| Task requirements |
Show each line from the listing that includes the word "this".

| Stored data |
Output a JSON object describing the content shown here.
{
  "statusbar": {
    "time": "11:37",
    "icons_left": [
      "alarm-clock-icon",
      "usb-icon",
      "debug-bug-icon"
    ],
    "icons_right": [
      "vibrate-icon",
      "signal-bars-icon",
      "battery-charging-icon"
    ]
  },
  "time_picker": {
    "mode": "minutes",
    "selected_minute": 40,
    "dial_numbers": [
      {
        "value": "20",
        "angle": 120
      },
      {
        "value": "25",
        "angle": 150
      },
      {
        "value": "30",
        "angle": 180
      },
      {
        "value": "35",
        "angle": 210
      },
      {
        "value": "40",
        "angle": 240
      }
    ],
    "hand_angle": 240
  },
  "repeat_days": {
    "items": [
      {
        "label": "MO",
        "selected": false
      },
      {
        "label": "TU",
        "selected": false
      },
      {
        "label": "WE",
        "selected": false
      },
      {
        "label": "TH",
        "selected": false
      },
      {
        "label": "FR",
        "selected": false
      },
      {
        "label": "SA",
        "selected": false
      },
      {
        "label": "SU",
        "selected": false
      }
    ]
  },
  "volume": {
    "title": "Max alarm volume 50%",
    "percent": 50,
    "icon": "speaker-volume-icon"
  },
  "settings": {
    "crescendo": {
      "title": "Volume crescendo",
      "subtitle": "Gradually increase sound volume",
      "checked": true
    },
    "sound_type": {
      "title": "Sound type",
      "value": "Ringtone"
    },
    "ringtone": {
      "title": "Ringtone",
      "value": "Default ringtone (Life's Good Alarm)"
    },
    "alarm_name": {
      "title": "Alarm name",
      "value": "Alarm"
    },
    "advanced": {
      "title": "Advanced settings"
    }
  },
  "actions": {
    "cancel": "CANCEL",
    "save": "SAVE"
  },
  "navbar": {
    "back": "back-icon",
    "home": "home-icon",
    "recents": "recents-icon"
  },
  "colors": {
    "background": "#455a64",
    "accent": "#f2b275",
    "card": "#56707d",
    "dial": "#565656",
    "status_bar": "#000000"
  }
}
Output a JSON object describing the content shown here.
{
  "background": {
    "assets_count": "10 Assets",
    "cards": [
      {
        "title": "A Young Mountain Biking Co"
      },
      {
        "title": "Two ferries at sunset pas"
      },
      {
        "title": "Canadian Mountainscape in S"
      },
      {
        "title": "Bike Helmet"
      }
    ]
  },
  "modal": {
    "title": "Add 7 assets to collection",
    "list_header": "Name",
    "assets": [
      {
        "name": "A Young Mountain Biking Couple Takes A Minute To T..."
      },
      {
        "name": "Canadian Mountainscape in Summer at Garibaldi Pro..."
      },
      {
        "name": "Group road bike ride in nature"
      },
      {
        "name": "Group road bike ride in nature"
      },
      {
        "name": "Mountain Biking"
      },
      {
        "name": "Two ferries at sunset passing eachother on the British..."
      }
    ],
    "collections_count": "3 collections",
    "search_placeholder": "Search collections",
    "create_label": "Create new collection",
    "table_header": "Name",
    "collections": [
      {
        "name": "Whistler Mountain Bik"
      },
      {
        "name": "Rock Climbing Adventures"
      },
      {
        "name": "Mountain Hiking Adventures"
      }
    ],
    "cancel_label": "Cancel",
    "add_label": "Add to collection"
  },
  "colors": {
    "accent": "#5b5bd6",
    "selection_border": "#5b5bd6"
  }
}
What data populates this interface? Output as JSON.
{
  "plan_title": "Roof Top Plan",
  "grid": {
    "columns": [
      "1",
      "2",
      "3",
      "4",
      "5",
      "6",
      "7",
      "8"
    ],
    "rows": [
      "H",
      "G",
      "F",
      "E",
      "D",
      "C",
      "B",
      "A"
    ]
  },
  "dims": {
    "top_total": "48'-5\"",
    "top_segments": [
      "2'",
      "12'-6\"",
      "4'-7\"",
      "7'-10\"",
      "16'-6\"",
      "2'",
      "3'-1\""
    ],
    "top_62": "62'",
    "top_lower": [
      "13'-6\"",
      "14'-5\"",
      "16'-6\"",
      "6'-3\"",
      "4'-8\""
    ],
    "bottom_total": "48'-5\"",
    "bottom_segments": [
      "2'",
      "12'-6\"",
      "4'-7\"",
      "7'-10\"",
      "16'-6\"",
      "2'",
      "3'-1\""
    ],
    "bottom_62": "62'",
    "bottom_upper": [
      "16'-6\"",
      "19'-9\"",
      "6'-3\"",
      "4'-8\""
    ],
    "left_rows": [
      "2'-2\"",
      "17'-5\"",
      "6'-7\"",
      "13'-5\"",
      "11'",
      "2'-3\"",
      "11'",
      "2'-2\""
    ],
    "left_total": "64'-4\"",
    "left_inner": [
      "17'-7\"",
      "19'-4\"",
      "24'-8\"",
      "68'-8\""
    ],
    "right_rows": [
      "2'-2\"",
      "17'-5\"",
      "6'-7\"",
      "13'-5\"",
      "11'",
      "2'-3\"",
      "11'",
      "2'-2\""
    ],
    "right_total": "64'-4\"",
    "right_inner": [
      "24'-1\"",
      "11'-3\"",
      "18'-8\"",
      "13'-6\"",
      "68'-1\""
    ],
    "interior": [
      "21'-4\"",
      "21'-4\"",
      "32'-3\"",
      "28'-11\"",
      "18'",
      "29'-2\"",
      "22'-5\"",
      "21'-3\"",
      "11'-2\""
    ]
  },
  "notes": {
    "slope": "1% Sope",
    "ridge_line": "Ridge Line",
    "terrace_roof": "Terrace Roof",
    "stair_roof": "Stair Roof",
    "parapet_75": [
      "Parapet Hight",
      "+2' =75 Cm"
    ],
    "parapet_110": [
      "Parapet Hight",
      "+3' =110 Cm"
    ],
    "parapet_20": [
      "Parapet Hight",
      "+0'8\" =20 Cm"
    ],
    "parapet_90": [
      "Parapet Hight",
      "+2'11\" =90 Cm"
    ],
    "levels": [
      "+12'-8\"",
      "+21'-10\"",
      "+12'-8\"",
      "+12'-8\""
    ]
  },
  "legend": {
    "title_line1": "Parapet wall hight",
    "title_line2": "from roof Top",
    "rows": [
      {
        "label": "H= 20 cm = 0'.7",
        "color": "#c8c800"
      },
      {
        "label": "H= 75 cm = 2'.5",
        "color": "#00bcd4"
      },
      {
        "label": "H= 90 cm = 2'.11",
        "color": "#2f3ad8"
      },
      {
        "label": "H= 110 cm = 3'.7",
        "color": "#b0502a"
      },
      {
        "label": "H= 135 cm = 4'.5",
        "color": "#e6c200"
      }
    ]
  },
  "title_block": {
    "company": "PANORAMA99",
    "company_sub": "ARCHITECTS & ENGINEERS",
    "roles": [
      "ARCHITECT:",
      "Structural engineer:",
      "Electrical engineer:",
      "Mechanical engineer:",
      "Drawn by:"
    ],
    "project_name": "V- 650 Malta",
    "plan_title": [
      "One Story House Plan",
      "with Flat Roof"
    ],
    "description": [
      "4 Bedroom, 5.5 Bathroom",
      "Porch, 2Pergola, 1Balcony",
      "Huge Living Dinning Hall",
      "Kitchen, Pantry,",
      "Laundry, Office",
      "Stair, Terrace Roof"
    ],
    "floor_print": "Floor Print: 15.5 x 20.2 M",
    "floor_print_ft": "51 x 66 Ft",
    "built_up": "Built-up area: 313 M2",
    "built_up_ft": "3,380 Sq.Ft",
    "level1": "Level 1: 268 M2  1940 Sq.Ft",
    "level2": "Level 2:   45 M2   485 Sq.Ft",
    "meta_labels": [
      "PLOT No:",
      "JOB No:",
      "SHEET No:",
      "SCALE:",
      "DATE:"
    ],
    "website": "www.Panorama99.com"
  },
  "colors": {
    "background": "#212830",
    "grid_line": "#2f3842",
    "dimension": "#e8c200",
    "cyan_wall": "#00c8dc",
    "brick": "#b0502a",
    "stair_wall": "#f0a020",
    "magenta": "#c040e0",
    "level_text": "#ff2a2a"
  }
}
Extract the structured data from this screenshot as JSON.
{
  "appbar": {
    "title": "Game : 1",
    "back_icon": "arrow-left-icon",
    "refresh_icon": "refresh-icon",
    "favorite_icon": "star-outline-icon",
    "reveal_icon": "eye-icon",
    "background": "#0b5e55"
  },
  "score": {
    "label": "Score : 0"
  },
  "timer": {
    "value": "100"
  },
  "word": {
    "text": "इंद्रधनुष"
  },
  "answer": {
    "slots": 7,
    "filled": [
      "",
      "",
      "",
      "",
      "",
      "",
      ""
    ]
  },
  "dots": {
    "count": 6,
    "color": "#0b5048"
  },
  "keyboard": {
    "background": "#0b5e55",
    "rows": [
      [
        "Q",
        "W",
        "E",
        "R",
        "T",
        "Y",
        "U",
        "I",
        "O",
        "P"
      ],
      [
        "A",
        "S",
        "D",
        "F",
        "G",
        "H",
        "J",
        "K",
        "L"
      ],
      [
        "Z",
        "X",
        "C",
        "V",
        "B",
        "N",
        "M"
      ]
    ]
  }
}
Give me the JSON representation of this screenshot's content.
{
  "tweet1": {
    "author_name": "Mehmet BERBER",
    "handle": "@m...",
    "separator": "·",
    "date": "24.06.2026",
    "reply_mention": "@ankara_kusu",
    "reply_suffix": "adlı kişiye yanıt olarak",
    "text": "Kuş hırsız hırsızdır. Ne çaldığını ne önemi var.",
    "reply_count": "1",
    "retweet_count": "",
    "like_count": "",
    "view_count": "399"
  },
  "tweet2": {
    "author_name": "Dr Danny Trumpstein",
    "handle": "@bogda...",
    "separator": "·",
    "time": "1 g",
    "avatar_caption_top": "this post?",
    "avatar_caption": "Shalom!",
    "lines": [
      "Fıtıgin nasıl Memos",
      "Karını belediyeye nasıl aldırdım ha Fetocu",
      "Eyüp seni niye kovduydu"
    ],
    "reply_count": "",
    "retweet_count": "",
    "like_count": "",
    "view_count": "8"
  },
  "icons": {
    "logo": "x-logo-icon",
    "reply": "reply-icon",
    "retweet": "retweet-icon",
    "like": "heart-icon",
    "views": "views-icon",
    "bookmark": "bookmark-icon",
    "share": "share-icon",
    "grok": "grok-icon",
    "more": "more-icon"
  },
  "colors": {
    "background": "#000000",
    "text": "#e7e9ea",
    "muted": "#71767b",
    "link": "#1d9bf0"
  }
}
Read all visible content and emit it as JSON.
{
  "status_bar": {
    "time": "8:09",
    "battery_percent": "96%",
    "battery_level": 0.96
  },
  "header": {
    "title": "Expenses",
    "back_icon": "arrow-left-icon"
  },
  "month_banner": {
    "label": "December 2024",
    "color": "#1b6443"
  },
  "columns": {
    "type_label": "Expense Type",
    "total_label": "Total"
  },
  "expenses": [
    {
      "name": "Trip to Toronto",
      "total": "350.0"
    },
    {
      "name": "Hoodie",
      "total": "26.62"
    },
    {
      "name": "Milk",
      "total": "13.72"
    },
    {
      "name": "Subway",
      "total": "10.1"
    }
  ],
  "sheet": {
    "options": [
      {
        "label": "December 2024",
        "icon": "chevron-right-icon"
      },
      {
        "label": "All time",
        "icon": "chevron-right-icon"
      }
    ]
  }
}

| Full answer |
What data populates this interface? Output as JSON.
Extract the structured data from this screenshot as JSON.
Give me the JSON representation of this screenshot's content.
    "avatar_caption_top": "this post?",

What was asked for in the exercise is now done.